Goal
Your task is to extract every line from the material below exactly.

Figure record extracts
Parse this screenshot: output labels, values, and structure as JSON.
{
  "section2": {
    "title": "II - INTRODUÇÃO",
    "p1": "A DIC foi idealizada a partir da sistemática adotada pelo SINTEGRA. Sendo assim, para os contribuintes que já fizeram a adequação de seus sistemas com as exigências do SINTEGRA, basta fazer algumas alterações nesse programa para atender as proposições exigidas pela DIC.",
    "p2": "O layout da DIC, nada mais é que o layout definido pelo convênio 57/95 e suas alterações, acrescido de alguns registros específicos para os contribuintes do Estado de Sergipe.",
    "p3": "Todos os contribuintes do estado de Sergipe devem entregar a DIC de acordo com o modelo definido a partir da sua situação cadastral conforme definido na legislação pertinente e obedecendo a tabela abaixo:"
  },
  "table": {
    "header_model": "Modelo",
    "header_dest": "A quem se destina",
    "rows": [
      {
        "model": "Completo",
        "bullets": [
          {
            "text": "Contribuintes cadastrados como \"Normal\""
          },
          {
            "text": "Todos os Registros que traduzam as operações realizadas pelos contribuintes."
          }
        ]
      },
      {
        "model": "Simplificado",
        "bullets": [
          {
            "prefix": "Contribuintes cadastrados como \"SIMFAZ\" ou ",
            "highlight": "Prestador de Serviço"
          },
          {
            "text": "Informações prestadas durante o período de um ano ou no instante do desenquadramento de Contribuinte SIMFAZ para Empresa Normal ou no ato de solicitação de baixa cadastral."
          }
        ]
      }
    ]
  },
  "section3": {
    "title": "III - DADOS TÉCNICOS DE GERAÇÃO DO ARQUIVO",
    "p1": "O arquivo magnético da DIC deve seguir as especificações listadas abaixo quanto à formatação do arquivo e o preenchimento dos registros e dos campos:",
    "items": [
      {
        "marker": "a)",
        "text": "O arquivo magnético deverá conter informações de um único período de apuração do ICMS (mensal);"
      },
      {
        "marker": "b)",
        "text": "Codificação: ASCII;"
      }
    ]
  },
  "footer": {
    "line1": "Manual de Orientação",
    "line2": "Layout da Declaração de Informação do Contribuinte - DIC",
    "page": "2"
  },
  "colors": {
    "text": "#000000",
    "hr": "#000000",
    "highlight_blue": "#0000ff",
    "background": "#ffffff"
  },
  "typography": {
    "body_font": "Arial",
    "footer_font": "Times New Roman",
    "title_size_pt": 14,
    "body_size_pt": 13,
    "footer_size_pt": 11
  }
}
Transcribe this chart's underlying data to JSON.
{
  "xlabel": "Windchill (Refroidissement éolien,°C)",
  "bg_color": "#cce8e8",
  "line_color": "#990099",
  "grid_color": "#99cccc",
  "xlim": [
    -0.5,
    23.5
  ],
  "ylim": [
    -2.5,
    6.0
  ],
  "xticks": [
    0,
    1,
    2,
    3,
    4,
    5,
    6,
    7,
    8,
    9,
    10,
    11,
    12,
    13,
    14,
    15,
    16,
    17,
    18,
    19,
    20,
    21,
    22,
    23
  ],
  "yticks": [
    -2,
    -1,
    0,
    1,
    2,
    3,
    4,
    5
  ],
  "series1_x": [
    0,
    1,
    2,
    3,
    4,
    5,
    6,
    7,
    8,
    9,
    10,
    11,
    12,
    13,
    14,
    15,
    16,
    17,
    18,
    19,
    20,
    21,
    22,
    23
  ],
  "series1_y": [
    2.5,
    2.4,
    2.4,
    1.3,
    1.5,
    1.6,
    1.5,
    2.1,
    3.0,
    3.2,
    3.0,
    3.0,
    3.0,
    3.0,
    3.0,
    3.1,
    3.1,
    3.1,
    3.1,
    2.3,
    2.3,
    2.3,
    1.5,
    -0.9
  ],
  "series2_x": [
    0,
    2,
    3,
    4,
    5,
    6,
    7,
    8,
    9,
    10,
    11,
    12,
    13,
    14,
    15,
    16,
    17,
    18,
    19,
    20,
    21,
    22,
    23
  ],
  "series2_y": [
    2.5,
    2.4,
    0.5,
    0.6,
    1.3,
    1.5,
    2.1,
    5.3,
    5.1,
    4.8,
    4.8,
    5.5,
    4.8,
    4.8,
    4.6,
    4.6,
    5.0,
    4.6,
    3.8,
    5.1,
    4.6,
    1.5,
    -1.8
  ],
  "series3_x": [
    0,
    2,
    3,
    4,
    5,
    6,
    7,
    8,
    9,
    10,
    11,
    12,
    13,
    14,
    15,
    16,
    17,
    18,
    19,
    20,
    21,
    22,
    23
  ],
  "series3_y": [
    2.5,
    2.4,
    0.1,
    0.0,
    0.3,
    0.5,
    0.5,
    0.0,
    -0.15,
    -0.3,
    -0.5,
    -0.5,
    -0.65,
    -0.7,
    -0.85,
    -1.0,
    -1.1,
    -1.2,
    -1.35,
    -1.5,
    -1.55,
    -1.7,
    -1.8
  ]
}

Worked answer
Parse this screenshot: output labels, values, and structure as JSON.
{
  "section2": {
    "title": "II - INTRODUÇÃO",
    "p1": "A DIC foi idealizada a partir da sistemática adotada pelo SINTEGRA. Sendo assim, para os contribuintes que já fizeram a adequação de seus sistemas com as exigências do SINTEGRA, basta fazer algumas alterações nesse programa para atender as proposições exigidas pela DIC.",
    "p2": "O layout da DIC, nada mais é que o layout definido pelo convênio 57/95 e suas alterações, acrescido de alguns registros específicos para os contribuintes do Estado de Sergipe.",
    "p3": "Todos os contribuintes do estado de Sergipe devem entregar a DIC de acordo com o modelo definido a partir da sua situação cadastral conforme definido na legislação pertinente e obedecendo a tabela abaixo:"
  },
  "table": {
    "header_model": "Modelo",
    "header_dest": "A quem se destina",
    "rows": [
      {
        "model": "Completo",
        "bullets": [
          {
            "text": "Contribuintes cadastrados como \"Normal\""
          },
          {
            "text": "Todos os Registros que traduzam as operações realizadas pelos contribuintes."
          }
        ]
      },
      {
        "model": "Simplificado",
        "bullets": [
          {
            "prefix": "Contribuintes cadastrados como \"SIMFAZ\" ou ",
            "highlight": "Prestador de Serviço"
          },
          {
            "text": "Informações prestadas durante o período de um ano ou no instante do desenquadramento de Contribuinte SIMFAZ para Empresa Normal ou no ato de solicitação de baixa cadastral."
          }
        ]
      }
    ]
  },
  "section3": {
    "title": "III - DADOS TÉCNICOS DE GERAÇÃO DO ARQUIVO",
    "p1": "O arquivo magnético da DIC deve seguir as especificações listadas abaixo quanto à formatação do arquivo e o preenchimento dos registros e dos campos:",
    "items": [
      {
        "marker": "a)",
        "text": "O arquivo magnético deverá conter informações de um único período de apuração do ICMS (mensal);"
      },
      {
        "marker": "b)",
        "text": "Codificação: ASCII;"
      }
    ]
  },
  "footer": {
    "line1": "Manual de Orientação",
    "line2": "Layout da Declaração de Informação do Contribuinte - DIC",
    "page": "2"
  },
  "colors": {
    "text": "#000000",
    "hr": "#000000",
    "highlight_blue": "#0000ff",
    "background": "#ffffff"
  },
  "typography": {
    "body_font": "Arial",
    "footer_font": "Times New Roman",
    "title_size_pt": 14,
    "body_size_pt": 13,
    "footer_size_pt": 11
  }
}
Transcribe this chart's underlying data to JSON.
{
  "xlabel": "Windchill (Refroidissement éolien,°C)",
  "bg_color": "#cce8e8",
  "line_color": "#990099",
  "grid_color": "#99cccc",
  "xlim": [
    -0.5,
    23.5
  ],
  "ylim": [
    -2.5,
    6.0
  ],
  "xticks": [
    0,
    1,
    2,
    3,
    4,
    5,
    6,
    7,
    8,
    9,
    10,
    11,
    12,
    13,
    14,
    15,
    16,
    17,
    18,
    19,
    20,
    21,
    22,
    23
  ],
  "yticks": [
    -2,
    -1,
    0,
    1,
    2,
    3,
    4,
    5
  ],
  "series1_x": [
    0,
    1,
    2,
    3,
    4,
    5,
    6,
    7,
    8,
    9,
    10,
    11,
    12,
    13,
    14,
    15,
    16,
    17,
    18,
    19,
    20,
    21,
    22,
    23
  ],
  "series1_y": [
    2.5,
    2.4,
    2.4,
    1.3,
    1.5,
    1.6,
    1.5,
    2.1,
    3.0,
    3.2,
    3.0,
    3.0,
    3.0,
    3.0,
    3.0,
    3.1,
    3.1,
    3.1,
    3.1,
    2.3,
    2.3,
    2.3,
    1.5,
    -0.9
  ],
  "series2_x": [
    0,
    2,
    3,
    4,
    5,
    6,
    7,
    8,
    9,
    10,
    11,
    12,
    13,
    14,
    15,
    16,
    17,
    18,
    19,
    20,
    21,
    22,
    23
  ],
  "series2_y": [
    2.5,
    2.4,
    0.5,
    0.6,
    1.3,
    1.5,
    2.1,
    5.3,
    5.1,
    4.8,
    4.8,
    5.5,
    4.8,
    4.8,
    4.6,
    4.6,
    5.0,
    4.6,
    3.8,
    5.1,
    4.6,
    1.5,
    -1.8
  ],
  "series3_x": [
    0,
    2,
    3,
    4,
    5,
    6,
    7,
    8,
    9,
    10,
    11,
    12,
    13,
    14,
    15,
    16,
    17,
    18,
    19,
    20,
    21,
    22,
    23
  ],
  "series3_y": [
    2.5,
    2.4,
    0.1,
    0.0,
    0.3,
    0.5,
    0.5,
    0.0,
    -0.15,
    -0.3,
    -0.5,
    -0.5,
    -0.65,
    -0.7,
    -0.85,
    -1.0,
    -1.1,
    -1.2,
    -1.35,
    -1.5,
    -1.55,
    -1.7,
    -1.8
  ]
}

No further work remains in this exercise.